-- Start of MATERIAL --

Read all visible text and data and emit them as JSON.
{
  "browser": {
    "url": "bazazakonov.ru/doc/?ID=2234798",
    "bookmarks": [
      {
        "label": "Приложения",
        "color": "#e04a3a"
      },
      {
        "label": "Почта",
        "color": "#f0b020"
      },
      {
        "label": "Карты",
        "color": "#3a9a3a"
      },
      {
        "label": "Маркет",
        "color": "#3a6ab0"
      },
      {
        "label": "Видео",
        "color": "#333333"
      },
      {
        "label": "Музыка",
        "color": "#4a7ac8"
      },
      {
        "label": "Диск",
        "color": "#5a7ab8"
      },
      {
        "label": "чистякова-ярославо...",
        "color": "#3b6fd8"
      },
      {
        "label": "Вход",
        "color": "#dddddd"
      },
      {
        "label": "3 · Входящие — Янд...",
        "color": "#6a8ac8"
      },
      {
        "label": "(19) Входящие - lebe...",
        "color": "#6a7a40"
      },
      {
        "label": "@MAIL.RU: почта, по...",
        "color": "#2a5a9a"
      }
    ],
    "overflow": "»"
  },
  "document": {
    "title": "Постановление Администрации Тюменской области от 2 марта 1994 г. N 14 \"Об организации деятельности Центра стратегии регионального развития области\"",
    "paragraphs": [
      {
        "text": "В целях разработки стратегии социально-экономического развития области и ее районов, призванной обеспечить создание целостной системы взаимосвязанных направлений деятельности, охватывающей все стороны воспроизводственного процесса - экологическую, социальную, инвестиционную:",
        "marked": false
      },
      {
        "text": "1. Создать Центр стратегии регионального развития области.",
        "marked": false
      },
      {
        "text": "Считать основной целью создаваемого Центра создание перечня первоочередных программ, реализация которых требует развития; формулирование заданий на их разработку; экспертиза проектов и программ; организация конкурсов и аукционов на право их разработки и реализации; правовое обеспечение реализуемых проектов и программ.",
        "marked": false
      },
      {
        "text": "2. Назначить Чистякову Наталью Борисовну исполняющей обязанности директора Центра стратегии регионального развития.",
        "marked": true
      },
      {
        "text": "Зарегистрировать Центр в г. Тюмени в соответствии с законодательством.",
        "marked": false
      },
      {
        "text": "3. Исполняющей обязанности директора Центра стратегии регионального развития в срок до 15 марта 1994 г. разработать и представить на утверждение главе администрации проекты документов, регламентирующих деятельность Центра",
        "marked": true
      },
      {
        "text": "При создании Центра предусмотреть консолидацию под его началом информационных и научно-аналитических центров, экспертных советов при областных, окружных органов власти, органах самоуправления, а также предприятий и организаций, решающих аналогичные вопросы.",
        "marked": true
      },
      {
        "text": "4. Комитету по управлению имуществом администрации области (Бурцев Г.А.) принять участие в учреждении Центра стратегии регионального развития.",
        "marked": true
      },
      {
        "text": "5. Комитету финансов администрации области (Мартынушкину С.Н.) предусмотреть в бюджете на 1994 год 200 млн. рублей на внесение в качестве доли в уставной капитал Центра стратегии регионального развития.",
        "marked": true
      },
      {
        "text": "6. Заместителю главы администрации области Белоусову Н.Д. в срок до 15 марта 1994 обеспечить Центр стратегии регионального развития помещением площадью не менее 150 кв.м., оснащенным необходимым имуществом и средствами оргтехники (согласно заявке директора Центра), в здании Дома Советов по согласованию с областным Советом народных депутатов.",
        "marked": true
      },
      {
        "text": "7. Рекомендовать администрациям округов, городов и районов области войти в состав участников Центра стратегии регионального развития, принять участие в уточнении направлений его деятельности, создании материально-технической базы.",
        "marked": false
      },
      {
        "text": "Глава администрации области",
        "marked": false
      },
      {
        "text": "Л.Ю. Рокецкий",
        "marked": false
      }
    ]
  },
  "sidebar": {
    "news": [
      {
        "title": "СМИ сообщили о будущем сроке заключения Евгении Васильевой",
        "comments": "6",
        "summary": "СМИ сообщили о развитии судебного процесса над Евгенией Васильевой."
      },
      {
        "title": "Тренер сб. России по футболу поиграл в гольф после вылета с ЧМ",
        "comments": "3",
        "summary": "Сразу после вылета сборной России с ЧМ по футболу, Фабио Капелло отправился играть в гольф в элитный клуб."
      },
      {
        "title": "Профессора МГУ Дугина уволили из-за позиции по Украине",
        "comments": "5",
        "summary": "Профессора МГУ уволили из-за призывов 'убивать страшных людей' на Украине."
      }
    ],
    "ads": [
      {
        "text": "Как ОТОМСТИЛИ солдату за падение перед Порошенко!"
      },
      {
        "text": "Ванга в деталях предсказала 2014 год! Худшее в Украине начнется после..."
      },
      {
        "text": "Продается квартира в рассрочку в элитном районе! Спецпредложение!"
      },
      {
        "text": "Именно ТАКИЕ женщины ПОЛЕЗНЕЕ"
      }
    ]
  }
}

-- End of MATERIAL --

WHAT TO WORK ON:
Take the data above and return it exactly.

RESULT:
Read all visible text and data and emit them as JSON.
{
  "browser": {
    "url": "bazazakonov.ru/doc/?ID=2234798",
    "bookmarks": [
      {
        "label": "Приложения",
        "color": "#e04a3a"
      },
      {
        "label": "Почта",
        "color": "#f0b020"
      },
      {
        "label": "Карты",
        "color": "#3a9a3a"
      },
      {
        "label": "Маркет",
        "color": "#3a6ab0"
      },
      {
        "label": "Видео",
        "color": "#333333"
      },
      {
        "label": "Музыка",
        "color": "#4a7ac8"
      },
      {
        "label": "Диск",
        "color": "#5a7ab8"
      },
      {
        "label": "чистякова-ярославо...",
        "color": "#3b6fd8"
      },
      {
        "label": "Вход",
        "color": "#dddddd"
      },
      {
        "label": "3 · Входящие — Янд...",
        "color": "#6a8ac8"
      },
      {
        "label": "(19) Входящие - lebe...",
        "color": "#6a7a40"
      },
      {
        "label": "@MAIL.RU: почта, по...",
        "color": "#2a5a9a"
      }
    ],
    "overflow": "»"
  },
  "document": {
    "title": "Постановление Администрации Тюменской области от 2 марта 1994 г. N 14 \"Об организации деятельности Центра стратегии регионального развития области\"",
    "paragraphs": [
      {
        "text": "В целях разработки стратегии социально-экономического развития области и ее районов, призванной обеспечить создание целостной системы взаимосвязанных направлений деятельности, охватывающей все стороны воспроизводственного процесса - экологическую, социальную, инвестиционную:",
        "marked": false
      },
      {
        "text": "1. Создать Центр стратегии регионального развития области.",
        "marked": false
      },
      {
        "text": "Считать основной целью создаваемого Центра создание перечня первоочередных программ, реализация которых требует развития; формулирование заданий на их разработку; экспертиза проектов и программ; организация конкурсов и аукционов на право их разработки и реализации; правовое обеспечение реализуемых проектов и программ.",
        "marked": false
      },
      {
        "text": "2. Назначить Чистякову Наталью Борисовну исполняющей обязанности директора Центра стратегии регионального развития.",
        "marked": true
      },
      {
        "text": "Зарегистрировать Центр в г. Тюмени в соответствии с законодательством.",
        "marked": false
      },
      {
        "text": "3. Исполняющей обязанности директора Центра стратегии регионального развития в срок до 15 марта 1994 г. разработать и представить на утверждение главе администрации проекты документов, регламентирующих деятельность Центра",
        "marked": true
      },
      {
        "text": "При создании Центра предусмотреть консолидацию под его началом информационных и научно-аналитических центров, экспертных советов при областных, окружных органов власти, органах самоуправления, а также предприятий и организаций, решающих аналогичные вопросы.",
        "marked": true
      },
      {
        "text": "4. Комитету по управлению имуществом администрации области (Бурцев Г.А.) принять участие в учреждении Центра стратегии регионального развития.",
        "marked": true
      },
      {
        "text": "5. Комитету финансов администрации области (Мартынушкину С.Н.) предусмотреть в бюджете на 1994 год 200 млн. рублей на внесение в качестве доли в уставной капитал Центра стратегии регионального развития.",
        "marked": true
      },
      {
        "text": "6. Заместителю главы администрации области Белоусову Н.Д. в срок до 15 марта 1994 обеспечить Центр стратегии регионального развития помещением площадью не менее 150 кв.м., оснащенным необходимым имуществом и средствами оргтехники (согласно заявке директора Центра), в здании Дома Советов по согласованию с областным Советом народных депутатов.",
        "marked": true
      },
      {
        "text": "7. Рекомендовать администрациям округов, городов и районов области войти в состав участников Центра стратегии регионального развития, принять участие в уточнении направлений его деятельности, создании материально-технической базы.",
        "marked": false
      },
      {
        "text": "Глава администрации области",
        "marked": false
      },
      {
        "text": "Л.Ю. Рокецкий",
        "marked": false
      }
    ]
  },
  "sidebar": {
    "news": [
      {
        "title": "СМИ сообщили о будущем сроке заключения Евгении Васильевой",
        "comments": "6",
        "summary": "СМИ сообщили о развитии судебного процесса над Евгенией Васильевой."
      },
      {
        "title": "Тренер сб. России по футболу поиграл в гольф после вылета с ЧМ",
        "comments": "3",
        "summary": "Сразу после вылета сборной России с ЧМ по футболу, Фабио Капелло отправился играть в гольф в элитный клуб."
      },
      {
        "title": "Профессора МГУ Дугина уволили из-за позиции по Украине",
        "comments": "5",
        "summary": "Профессора МГУ уволили из-за призывов 'убивать страшных людей' на Украине."
      }
    ],
    "ads": [
      {
        "text": "Как ОТОМСТИЛИ солдату за падение перед Порошенко!"
      },
      {
        "text": "Ванга в деталях предсказала 2014 год! Худшее в Украине начнется после..."
      },
      {
        "text": "Продается квартира в рассрочку в элитном районе! Спецпредложение!"
      },
      {
        "text": "Именно ТАКИЕ женщины ПОЛЕЗНЕЕ"
      }
    ]
  }
}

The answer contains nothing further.